> _TO DO_:
Copy out each line of the data that holds the word "JSON".

+-------+

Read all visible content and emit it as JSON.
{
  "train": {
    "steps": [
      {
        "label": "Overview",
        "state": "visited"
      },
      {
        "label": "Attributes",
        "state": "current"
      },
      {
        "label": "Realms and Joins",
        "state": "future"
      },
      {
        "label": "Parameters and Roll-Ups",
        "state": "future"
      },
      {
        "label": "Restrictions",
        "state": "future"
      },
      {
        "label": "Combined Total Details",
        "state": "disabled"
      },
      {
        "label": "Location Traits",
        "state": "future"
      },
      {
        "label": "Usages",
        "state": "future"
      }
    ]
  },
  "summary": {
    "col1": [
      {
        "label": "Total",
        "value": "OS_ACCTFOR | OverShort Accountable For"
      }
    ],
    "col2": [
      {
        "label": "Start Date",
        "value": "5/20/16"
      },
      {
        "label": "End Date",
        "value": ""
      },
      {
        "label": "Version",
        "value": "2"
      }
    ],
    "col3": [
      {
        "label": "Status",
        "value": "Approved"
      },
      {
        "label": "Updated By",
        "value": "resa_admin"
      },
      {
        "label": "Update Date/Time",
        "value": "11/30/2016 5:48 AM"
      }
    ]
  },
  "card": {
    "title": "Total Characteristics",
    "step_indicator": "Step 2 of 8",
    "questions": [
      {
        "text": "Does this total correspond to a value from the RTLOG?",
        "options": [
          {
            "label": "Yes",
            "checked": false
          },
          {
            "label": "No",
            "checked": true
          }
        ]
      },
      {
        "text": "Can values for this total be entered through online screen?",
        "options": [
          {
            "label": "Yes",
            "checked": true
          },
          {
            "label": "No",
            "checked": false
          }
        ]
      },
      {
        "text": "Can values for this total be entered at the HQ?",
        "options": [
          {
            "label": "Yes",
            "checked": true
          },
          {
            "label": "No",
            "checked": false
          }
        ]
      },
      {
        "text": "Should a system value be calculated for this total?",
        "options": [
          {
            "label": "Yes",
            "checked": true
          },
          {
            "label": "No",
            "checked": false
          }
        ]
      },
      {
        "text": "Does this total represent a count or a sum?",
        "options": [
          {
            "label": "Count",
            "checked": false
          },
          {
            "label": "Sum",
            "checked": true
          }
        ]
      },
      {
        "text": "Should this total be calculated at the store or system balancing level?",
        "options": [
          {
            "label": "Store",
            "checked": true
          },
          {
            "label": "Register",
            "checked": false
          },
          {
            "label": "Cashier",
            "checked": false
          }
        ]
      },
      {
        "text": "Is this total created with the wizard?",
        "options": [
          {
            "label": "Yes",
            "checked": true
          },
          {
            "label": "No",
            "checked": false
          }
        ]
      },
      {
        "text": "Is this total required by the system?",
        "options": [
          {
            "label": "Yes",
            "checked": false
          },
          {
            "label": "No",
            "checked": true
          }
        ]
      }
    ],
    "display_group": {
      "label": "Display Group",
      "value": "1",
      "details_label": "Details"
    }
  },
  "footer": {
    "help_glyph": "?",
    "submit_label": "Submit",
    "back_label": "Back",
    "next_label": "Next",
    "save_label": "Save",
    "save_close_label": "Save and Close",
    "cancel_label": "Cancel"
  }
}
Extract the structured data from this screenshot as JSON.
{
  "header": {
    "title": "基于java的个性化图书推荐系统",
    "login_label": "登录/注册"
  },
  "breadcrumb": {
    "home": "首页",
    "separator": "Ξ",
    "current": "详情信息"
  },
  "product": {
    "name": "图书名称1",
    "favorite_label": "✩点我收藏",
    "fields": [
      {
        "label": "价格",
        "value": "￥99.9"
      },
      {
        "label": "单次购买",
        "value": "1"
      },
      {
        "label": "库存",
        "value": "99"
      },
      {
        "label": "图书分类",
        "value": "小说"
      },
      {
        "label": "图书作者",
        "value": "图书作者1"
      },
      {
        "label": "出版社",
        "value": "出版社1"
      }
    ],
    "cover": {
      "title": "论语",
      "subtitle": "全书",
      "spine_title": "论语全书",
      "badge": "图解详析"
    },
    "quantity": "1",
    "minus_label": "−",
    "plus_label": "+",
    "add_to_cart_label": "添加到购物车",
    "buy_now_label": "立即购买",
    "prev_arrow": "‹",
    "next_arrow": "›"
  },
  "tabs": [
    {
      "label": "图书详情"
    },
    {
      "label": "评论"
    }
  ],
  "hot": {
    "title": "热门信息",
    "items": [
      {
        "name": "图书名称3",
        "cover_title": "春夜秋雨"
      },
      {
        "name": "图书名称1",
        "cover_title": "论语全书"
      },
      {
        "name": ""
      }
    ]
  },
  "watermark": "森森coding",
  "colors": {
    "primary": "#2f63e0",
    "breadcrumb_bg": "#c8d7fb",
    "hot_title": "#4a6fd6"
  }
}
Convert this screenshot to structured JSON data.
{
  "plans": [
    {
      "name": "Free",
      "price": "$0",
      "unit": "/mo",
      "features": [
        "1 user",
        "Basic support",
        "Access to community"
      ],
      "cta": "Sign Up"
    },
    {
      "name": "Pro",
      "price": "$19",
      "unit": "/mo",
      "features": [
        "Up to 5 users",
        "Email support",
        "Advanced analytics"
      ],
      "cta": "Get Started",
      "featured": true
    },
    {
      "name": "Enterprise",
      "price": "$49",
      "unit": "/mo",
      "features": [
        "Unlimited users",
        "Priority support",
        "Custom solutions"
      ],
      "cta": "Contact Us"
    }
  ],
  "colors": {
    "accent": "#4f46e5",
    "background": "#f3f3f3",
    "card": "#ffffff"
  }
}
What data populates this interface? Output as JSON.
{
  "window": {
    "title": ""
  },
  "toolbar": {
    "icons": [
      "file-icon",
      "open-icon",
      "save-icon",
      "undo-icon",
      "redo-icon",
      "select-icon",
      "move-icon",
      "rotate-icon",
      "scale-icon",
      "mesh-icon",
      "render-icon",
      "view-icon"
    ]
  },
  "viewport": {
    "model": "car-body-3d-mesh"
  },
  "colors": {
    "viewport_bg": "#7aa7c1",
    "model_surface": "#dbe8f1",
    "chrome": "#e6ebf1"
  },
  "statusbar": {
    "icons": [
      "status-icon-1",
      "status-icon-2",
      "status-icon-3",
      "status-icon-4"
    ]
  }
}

+-------+

> _RESULT OF THE EXERCISE_:
Read all visible content and emit it as JSON.
Extract the structured data from this screenshot as JSON.
Convert this screenshot to structured JSON data.
What data populates this interface? Output as JSON.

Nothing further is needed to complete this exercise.